**Set task**
Find and return each line containing "interactions".

Data entries
○ ○ ○ ○

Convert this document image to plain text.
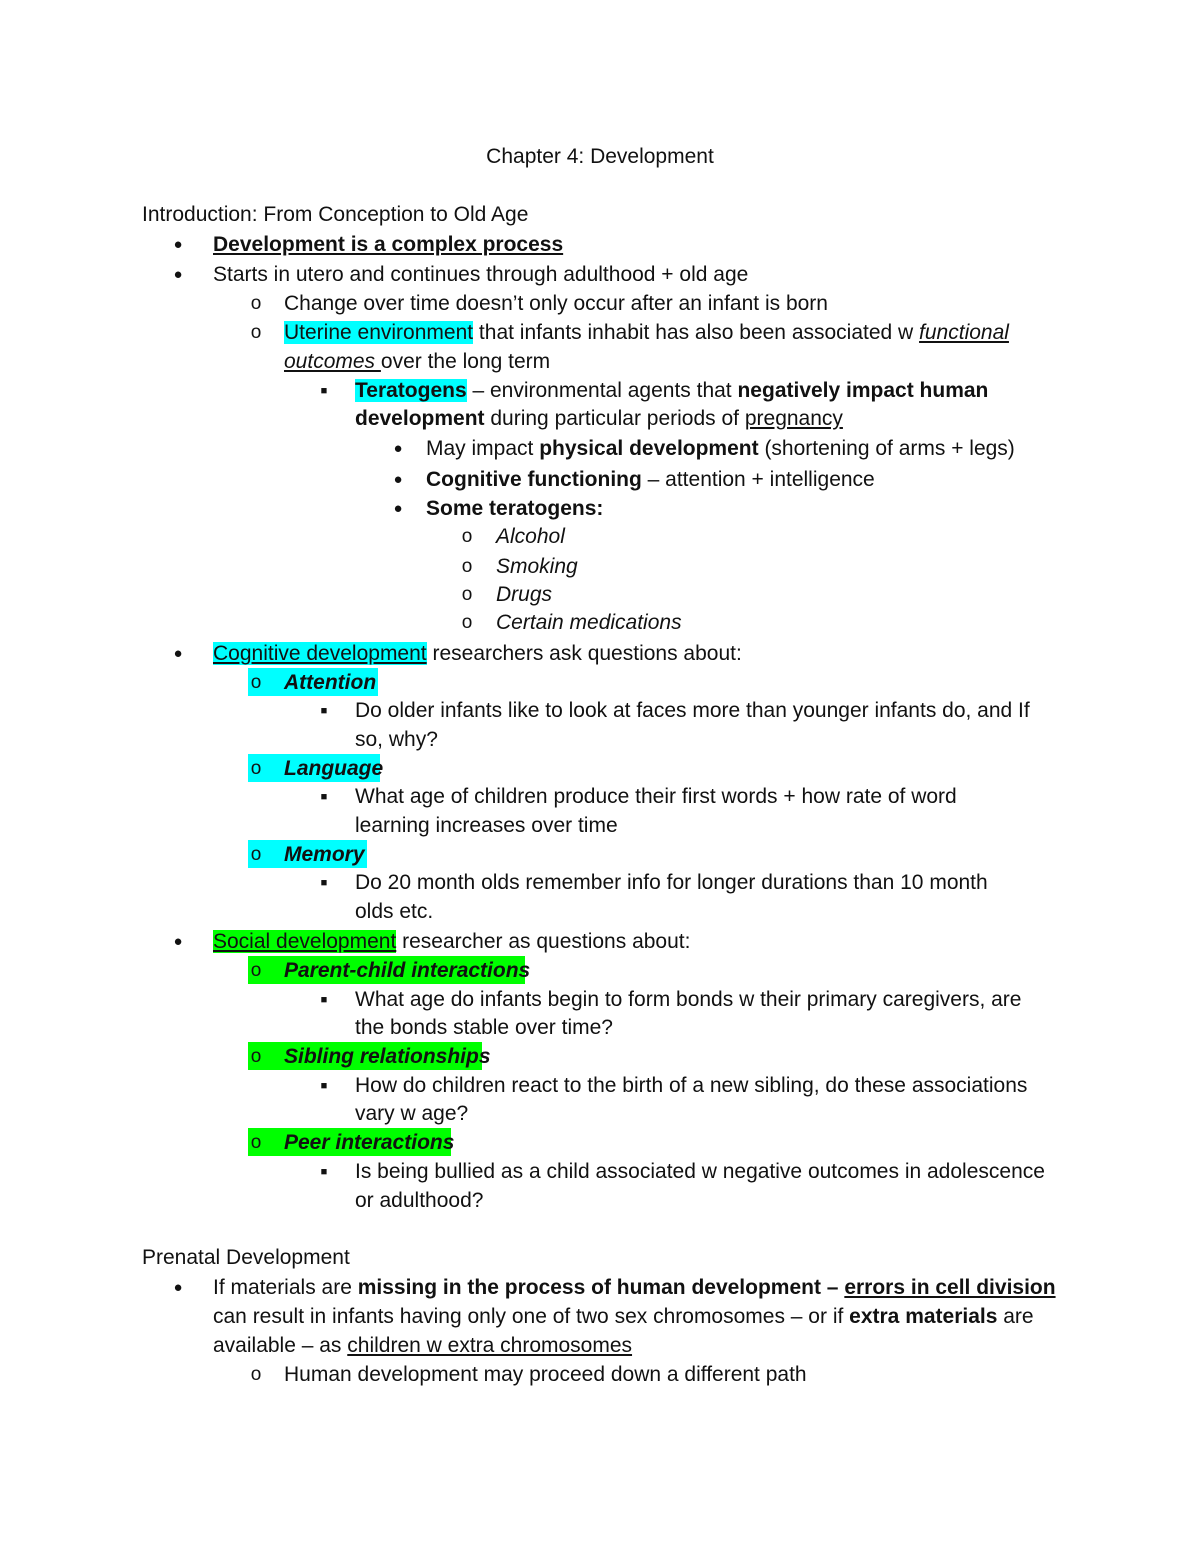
Chapter 4: Development
Introduction: From Conception to Old Age
●	Development is a complex process
●	Starts in utero and continues through adulthood + old age
o	Change over time doesn’t only occur after an infant is born
o	Uterine environment that infants inhabit has also been associated w functional
outcomes over the long term
■	Teratogens – environmental agents that negatively impact human
development during particular periods of pregnancy
●	May impact physical development (shortening of arms + legs)
●	Cognitive functioning – attention + intelligence
●	Some teratogens:
o	Alcohol
o	Smoking
o	Drugs
o	Certain medications
●	Cognitive development researchers ask questions about:
o	Attention
■	Do older infants like to look at faces more than younger infants do, and If
so, why?
o	Language
■	What age of children produce their first words + how rate of word
learning increases over time
o	Memory
■	Do 20 month olds remember info for longer durations than 10 month
olds etc.
●	Social development researcher as questions about:
o	Parent-child interactions
■	What age do infants begin to form bonds w their primary caregivers, are
the bonds stable over time?
o	Sibling relationships
■	How do children react to the birth of a new sibling, do these associations
vary w age?
o	Peer interactions
■	Is being bullied as a child associated w negative outcomes in adolescence
or adulthood?
Prenatal Development
●	If materials are missing in the process of human development – errors in cell division
can result in infants having only one of two sex chromosomes – or if extra materials are
available – as children w extra chromosomes
o	Human development may proceed down a different path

○ ○ ○ ○

**Answer for this exercise**
o	Parent-child interactions
o	Peer interactions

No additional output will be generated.